#### [The request]
Print the data from the line with "where is each" to the line with "x-tick-label: 4.5 bbox=[532, 651, 545, 661]", keeping every line identical to the original.

________________

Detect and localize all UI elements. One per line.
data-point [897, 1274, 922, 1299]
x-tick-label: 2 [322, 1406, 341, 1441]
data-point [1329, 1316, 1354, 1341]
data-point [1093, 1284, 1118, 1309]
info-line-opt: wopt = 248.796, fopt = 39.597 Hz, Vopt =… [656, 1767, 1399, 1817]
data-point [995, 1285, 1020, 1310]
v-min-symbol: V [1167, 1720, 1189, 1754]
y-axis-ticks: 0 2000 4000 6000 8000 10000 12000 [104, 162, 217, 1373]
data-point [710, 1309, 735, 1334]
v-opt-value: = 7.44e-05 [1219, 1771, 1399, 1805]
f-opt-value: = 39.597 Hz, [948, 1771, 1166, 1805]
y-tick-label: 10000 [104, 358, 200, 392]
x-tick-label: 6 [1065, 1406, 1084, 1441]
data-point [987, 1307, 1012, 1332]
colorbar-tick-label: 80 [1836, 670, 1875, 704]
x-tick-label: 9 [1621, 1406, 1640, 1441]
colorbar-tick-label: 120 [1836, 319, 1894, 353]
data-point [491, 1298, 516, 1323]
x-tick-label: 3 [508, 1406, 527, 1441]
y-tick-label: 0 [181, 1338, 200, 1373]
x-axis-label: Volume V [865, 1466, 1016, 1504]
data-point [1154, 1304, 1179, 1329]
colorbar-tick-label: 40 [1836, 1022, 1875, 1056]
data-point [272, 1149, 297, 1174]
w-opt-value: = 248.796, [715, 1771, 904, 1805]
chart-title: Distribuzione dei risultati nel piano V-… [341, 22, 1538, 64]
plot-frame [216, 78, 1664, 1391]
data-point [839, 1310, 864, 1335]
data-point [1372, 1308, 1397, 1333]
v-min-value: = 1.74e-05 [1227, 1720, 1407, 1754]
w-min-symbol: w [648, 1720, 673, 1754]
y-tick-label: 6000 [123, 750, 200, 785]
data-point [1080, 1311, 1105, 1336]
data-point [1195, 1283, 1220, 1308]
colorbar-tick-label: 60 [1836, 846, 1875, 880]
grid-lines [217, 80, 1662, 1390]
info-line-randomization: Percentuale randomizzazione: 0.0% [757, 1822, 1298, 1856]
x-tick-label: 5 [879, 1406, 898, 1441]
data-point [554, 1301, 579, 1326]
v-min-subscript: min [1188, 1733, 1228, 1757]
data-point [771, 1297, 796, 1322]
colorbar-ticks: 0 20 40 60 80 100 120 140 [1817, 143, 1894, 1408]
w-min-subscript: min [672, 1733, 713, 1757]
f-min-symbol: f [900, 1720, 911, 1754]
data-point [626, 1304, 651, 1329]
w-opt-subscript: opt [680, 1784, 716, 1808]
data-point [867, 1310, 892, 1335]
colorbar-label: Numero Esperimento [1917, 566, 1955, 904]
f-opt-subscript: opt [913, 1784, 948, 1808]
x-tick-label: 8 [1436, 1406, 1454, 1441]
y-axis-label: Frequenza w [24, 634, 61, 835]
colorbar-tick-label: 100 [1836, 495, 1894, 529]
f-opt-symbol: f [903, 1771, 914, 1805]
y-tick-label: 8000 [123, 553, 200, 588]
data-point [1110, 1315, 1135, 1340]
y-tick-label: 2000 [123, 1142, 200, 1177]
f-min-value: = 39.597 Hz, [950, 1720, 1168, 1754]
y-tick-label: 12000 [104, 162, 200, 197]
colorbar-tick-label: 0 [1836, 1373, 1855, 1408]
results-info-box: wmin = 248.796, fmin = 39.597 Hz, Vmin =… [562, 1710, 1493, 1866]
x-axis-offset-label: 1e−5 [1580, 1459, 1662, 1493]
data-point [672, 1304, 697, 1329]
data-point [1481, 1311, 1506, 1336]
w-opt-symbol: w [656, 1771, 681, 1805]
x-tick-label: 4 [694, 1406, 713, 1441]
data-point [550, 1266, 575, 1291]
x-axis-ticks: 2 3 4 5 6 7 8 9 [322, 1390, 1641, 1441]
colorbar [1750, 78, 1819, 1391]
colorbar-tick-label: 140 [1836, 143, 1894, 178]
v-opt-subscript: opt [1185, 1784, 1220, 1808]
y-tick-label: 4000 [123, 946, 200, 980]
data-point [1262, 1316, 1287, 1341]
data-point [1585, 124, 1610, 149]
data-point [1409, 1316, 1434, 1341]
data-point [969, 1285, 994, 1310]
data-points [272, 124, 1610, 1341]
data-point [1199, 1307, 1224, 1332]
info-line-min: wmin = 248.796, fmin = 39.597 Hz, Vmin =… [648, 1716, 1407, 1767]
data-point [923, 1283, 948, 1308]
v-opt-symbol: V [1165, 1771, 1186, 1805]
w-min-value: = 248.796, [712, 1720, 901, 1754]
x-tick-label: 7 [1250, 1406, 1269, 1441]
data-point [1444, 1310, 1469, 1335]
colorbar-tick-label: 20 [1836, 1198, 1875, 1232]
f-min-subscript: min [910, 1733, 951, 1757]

________________

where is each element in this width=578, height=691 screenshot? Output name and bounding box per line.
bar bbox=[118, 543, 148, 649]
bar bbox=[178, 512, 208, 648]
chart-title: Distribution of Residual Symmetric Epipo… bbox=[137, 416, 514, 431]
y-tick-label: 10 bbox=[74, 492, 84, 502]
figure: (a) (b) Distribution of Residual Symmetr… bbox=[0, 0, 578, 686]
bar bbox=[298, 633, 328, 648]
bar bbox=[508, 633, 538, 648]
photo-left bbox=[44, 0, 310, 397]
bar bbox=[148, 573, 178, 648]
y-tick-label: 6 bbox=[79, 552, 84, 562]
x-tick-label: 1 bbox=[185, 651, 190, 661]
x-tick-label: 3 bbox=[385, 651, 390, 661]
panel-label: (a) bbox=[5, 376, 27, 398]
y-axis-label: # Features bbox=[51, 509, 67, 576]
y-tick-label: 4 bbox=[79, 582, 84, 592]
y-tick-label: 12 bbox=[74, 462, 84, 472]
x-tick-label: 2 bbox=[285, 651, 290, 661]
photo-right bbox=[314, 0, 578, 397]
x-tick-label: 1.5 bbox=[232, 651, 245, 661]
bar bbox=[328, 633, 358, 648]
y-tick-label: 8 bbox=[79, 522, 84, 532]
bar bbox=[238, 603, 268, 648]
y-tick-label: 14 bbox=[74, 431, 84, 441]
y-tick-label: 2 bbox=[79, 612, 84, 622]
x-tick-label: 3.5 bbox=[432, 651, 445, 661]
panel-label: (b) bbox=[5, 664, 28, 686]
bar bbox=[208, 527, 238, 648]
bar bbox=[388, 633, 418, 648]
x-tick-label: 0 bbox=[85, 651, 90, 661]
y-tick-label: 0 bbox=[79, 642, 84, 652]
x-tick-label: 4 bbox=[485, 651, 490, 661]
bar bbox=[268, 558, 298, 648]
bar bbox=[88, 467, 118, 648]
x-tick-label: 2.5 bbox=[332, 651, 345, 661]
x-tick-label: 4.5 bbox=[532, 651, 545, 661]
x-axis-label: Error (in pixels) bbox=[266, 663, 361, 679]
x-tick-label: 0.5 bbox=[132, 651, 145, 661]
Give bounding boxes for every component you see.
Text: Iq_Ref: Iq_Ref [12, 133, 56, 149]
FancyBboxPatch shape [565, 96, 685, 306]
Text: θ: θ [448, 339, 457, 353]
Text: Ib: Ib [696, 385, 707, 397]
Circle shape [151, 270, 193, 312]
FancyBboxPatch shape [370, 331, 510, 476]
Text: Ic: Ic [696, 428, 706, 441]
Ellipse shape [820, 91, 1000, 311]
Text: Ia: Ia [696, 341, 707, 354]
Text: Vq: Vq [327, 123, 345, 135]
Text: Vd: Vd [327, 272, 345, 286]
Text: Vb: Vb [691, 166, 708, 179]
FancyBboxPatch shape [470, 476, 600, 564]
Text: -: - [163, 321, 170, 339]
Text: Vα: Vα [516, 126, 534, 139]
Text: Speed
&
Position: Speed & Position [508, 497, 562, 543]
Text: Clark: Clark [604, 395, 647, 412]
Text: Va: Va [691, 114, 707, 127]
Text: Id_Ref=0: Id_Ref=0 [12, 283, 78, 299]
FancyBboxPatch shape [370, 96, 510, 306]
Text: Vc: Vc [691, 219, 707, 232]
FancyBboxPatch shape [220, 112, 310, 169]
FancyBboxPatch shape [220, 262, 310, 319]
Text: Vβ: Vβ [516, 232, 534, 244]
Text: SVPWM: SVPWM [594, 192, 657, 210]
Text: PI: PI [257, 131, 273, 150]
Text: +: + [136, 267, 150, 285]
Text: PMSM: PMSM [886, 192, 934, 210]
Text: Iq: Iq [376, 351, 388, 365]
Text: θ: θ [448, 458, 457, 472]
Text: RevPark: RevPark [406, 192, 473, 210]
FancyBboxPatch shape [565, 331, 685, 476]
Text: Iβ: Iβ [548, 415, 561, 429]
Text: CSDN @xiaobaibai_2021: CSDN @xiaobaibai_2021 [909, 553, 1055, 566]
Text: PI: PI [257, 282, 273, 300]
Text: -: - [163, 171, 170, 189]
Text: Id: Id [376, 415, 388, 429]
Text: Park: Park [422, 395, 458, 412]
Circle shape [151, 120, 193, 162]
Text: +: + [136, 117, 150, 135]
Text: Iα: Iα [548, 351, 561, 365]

________________

#### [Written response]
where is each element in this width=578, height=691 screenshot? Output name and bounding box per line.
bar bbox=[118, 543, 148, 649]
bar bbox=[178, 512, 208, 648]
chart-title: Distribution of Residual Symmetric Epipo… bbox=[137, 416, 514, 431]
y-tick-label: 10 bbox=[74, 492, 84, 502]
figure: (a) (b) Distribution of Residual Symmetr… bbox=[0, 0, 578, 686]
bar bbox=[298, 633, 328, 648]
bar bbox=[508, 633, 538, 648]
photo-left bbox=[44, 0, 310, 397]
bar bbox=[148, 573, 178, 648]
y-tick-label: 6 bbox=[79, 552, 84, 562]
x-tick-label: 1 bbox=[185, 651, 190, 661]
x-tick-label: 3 bbox=[385, 651, 390, 661]
panel-label: (a) bbox=[5, 376, 27, 398]
y-axis-label: # Features bbox=[51, 509, 67, 576]
y-tick-label: 4 bbox=[79, 582, 84, 592]
y-tick-label: 12 bbox=[74, 462, 84, 472]
x-tick-label: 2 bbox=[285, 651, 290, 661]
photo-right bbox=[314, 0, 578, 397]
x-tick-label: 1.5 bbox=[232, 651, 245, 661]
bar bbox=[328, 633, 358, 648]
y-tick-label: 8 bbox=[79, 522, 84, 532]
bar bbox=[238, 603, 268, 648]
y-tick-label: 14 bbox=[74, 431, 84, 441]
y-tick-label: 2 bbox=[79, 612, 84, 622]
x-tick-label: 3.5 bbox=[432, 651, 445, 661]
panel-label: (b) bbox=[5, 664, 28, 686]
bar bbox=[208, 527, 238, 648]
bar bbox=[388, 633, 418, 648]
x-tick-label: 0 bbox=[85, 651, 90, 661]
y-tick-label: 0 bbox=[79, 642, 84, 652]
x-tick-label: 4 bbox=[485, 651, 490, 661]
bar bbox=[268, 558, 298, 648]
bar bbox=[88, 467, 118, 648]
x-tick-label: 2.5 bbox=[332, 651, 345, 661]
x-tick-label: 4.5 bbox=[532, 651, 545, 661]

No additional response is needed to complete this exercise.